The task: Each line in the entries below that contains the word "this" counts once. Report how many there are and nothing more.

The data:
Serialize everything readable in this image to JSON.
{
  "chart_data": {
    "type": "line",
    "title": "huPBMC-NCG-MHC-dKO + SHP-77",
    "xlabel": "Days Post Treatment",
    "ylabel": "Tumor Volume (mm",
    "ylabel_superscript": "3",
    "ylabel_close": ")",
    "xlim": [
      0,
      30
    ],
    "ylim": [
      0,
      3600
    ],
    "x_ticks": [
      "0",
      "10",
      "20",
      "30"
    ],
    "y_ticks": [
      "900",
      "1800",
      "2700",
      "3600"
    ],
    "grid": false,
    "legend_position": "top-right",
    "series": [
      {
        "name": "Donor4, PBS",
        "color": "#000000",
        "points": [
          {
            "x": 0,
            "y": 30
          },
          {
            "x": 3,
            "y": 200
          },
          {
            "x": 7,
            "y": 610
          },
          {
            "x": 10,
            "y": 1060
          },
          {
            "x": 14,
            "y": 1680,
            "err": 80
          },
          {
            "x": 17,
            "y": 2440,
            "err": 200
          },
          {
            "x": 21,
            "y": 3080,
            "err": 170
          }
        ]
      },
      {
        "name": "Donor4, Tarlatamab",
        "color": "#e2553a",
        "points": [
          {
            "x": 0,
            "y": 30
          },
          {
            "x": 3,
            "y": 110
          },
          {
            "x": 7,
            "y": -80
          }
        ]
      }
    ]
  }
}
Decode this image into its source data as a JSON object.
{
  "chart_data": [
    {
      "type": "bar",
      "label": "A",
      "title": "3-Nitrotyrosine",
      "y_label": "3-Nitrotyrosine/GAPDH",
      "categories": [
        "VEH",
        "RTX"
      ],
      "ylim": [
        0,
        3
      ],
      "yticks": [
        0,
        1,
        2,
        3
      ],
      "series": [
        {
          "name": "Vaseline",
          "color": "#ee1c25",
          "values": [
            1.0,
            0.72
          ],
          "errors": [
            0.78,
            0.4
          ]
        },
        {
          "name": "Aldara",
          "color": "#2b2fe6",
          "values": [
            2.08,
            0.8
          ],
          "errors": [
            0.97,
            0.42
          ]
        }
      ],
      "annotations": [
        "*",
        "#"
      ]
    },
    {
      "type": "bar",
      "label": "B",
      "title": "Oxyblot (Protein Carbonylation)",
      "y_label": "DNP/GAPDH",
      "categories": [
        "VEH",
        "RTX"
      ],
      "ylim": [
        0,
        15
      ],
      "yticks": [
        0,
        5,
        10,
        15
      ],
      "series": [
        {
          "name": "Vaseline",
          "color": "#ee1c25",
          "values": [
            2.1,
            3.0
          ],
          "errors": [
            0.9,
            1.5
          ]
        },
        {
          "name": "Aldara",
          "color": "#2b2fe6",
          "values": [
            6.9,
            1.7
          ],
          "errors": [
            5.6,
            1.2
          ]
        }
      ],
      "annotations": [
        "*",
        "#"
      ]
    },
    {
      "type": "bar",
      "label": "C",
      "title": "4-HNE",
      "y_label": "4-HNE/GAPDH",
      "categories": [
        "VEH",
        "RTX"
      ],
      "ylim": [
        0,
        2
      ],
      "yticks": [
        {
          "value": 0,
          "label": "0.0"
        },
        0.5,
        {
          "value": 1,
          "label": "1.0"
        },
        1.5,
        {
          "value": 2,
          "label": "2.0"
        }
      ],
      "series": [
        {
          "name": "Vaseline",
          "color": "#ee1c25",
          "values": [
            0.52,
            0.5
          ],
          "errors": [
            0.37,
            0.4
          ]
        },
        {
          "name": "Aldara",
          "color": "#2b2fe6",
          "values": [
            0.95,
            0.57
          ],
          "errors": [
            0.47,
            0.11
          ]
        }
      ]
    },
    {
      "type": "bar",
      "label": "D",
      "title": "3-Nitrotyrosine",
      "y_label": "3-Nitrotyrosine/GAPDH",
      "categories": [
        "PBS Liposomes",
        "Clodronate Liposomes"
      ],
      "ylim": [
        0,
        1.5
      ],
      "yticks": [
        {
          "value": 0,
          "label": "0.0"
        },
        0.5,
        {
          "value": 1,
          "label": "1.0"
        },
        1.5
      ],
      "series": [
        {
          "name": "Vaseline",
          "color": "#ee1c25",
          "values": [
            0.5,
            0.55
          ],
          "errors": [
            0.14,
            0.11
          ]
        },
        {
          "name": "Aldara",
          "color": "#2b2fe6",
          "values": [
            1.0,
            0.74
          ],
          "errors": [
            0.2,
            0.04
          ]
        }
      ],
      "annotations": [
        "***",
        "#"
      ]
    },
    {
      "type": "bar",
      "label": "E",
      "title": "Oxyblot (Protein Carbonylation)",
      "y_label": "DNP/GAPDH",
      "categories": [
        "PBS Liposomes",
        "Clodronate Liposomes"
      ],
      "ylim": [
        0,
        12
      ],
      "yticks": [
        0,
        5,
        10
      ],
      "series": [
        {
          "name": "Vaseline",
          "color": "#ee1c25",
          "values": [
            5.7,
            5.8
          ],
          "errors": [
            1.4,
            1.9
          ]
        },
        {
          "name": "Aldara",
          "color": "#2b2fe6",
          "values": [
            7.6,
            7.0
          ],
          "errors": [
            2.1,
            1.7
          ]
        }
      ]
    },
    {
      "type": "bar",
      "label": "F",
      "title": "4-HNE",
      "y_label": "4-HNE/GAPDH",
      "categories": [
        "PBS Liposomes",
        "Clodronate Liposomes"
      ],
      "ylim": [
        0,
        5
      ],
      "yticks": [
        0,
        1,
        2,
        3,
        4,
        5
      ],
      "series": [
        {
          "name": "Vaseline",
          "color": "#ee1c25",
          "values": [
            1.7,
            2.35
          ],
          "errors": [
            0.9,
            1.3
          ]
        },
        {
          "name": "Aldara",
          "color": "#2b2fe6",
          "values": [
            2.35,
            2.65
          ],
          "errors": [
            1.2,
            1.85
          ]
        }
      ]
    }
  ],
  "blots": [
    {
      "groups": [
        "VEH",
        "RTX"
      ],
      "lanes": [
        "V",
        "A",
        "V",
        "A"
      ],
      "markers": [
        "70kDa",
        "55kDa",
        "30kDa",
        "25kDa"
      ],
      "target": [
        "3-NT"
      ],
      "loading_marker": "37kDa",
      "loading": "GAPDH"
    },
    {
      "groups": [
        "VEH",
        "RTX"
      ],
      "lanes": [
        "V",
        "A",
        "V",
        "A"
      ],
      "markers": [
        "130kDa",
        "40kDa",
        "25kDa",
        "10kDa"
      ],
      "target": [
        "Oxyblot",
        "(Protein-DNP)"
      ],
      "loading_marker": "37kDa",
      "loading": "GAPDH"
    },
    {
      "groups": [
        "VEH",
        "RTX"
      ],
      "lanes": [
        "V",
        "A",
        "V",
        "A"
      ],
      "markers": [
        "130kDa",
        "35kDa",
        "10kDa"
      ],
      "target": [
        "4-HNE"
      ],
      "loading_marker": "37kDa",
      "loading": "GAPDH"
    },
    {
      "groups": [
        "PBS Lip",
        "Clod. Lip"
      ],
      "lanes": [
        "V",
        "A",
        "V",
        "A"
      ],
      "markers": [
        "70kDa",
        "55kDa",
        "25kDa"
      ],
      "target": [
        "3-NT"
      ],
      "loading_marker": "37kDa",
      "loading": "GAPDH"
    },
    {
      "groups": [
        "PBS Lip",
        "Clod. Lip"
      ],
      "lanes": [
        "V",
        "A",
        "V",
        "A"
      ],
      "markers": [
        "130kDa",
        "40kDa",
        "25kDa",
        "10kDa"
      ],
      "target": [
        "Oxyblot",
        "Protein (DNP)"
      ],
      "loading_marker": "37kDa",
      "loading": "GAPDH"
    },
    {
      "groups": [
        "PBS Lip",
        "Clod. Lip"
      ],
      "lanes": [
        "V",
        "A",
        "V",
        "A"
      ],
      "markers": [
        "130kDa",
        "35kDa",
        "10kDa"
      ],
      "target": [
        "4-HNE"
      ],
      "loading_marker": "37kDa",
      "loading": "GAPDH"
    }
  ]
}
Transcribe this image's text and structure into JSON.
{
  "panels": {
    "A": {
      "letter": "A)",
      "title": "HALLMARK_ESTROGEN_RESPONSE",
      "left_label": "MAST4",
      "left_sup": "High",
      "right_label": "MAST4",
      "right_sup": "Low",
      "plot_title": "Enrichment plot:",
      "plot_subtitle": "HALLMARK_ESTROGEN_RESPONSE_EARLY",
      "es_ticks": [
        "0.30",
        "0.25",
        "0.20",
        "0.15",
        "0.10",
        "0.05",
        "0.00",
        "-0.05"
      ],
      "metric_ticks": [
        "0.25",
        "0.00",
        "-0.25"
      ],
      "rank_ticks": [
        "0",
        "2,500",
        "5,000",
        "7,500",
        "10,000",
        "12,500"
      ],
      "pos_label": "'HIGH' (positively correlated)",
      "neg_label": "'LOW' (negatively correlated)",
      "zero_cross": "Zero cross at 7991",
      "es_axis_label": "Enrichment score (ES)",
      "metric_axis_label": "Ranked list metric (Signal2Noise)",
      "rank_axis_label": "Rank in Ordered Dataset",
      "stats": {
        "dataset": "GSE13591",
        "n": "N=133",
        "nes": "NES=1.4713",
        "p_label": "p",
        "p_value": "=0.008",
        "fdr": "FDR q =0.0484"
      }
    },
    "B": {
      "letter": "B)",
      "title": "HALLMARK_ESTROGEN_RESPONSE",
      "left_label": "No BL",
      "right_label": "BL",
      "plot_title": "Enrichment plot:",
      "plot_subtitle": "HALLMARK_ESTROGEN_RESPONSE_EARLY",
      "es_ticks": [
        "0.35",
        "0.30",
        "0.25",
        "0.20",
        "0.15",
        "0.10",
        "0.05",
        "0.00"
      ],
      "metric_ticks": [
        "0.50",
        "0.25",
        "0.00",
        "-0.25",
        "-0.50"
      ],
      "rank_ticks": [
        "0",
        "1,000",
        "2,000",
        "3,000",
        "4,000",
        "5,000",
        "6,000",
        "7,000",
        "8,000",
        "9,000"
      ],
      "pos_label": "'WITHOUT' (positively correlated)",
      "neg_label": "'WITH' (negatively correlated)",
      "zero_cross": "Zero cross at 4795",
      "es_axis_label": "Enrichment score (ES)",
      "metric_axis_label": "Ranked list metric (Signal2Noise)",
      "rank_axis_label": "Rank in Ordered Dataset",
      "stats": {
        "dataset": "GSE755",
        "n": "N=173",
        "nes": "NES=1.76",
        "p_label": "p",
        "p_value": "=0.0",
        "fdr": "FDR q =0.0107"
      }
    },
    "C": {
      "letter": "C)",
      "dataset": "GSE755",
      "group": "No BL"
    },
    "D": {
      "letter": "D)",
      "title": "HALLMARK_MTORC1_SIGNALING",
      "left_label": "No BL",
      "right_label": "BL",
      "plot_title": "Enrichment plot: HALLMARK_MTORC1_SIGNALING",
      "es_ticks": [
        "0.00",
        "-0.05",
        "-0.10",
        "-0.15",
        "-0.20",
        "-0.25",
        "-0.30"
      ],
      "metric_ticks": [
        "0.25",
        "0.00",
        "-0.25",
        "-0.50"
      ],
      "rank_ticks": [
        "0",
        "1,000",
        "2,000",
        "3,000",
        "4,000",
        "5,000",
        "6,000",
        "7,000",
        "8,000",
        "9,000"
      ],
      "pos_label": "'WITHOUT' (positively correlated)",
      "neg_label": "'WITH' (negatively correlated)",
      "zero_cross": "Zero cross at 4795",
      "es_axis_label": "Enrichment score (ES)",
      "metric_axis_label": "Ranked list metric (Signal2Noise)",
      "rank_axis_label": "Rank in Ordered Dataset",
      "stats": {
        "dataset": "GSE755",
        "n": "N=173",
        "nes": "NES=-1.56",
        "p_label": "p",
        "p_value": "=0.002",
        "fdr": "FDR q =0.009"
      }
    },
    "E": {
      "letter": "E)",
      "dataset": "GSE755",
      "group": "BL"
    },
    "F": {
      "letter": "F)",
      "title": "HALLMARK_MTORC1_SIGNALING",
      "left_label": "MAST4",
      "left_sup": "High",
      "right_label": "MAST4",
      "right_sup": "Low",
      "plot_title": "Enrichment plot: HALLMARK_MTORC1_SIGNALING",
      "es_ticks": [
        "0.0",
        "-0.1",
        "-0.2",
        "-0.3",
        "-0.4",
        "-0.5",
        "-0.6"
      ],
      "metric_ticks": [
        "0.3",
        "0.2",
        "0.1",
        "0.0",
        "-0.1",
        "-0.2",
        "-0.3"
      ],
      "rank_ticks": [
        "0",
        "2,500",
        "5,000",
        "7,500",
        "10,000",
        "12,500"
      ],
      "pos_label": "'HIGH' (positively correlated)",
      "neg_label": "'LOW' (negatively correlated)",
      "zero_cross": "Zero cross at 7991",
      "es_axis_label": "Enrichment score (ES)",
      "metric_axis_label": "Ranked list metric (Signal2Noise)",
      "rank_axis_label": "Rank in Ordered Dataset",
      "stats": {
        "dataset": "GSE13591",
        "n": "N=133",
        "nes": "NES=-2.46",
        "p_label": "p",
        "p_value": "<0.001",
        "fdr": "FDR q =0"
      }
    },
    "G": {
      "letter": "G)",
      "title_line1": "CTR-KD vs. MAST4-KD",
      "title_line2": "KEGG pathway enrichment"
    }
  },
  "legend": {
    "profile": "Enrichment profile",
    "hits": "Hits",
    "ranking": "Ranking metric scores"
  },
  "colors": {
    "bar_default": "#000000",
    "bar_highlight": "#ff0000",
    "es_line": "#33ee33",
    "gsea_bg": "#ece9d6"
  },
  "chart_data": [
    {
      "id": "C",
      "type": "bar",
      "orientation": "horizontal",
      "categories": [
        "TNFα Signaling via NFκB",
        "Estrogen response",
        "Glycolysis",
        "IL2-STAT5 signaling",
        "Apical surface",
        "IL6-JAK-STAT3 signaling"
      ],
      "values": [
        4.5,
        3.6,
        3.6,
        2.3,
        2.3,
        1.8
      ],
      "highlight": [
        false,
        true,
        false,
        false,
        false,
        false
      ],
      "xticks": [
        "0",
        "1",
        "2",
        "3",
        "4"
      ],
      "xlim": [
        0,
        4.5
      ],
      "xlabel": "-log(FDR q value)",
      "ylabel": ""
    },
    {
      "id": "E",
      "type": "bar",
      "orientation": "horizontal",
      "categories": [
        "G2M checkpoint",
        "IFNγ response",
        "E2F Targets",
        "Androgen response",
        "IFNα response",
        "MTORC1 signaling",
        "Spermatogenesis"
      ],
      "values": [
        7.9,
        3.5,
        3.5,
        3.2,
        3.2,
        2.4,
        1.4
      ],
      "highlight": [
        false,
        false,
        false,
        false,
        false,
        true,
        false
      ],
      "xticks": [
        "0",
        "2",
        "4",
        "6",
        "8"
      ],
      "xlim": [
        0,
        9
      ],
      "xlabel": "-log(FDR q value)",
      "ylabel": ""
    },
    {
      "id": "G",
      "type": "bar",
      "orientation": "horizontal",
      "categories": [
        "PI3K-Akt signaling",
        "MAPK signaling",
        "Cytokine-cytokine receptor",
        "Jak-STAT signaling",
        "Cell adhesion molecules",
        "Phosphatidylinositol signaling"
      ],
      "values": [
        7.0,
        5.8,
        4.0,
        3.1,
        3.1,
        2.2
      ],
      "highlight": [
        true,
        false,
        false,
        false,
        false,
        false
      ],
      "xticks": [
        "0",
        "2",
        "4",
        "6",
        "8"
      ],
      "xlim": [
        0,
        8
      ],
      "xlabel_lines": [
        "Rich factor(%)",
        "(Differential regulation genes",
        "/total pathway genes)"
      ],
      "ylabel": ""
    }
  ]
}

Answer for the task: 3